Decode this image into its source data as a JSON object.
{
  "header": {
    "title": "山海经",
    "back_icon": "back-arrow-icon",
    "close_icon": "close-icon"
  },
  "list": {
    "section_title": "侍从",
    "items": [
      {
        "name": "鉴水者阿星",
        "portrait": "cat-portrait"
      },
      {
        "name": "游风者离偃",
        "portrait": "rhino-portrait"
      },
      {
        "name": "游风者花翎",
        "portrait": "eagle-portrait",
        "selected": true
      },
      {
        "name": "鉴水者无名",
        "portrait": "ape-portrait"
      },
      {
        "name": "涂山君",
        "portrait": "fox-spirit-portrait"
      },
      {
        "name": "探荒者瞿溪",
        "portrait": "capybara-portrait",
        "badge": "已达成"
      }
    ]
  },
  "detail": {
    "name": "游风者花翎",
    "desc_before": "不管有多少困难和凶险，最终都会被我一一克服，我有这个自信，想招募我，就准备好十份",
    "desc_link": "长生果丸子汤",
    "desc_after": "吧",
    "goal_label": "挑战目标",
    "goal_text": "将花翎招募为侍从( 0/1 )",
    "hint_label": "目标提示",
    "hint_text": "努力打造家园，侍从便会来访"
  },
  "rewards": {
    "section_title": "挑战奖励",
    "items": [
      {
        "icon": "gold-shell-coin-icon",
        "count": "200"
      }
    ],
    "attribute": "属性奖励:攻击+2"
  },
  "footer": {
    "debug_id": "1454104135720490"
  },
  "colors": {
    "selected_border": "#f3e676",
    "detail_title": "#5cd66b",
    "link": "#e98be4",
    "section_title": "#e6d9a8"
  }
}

• Exercise objective:
All lines of the data above that include the word "icon" must be shown.

• Output of the task:
    "back_icon": "back-arrow-icon",
    "close_icon": "close-icon"
        "icon": "gold-shell-coin-icon",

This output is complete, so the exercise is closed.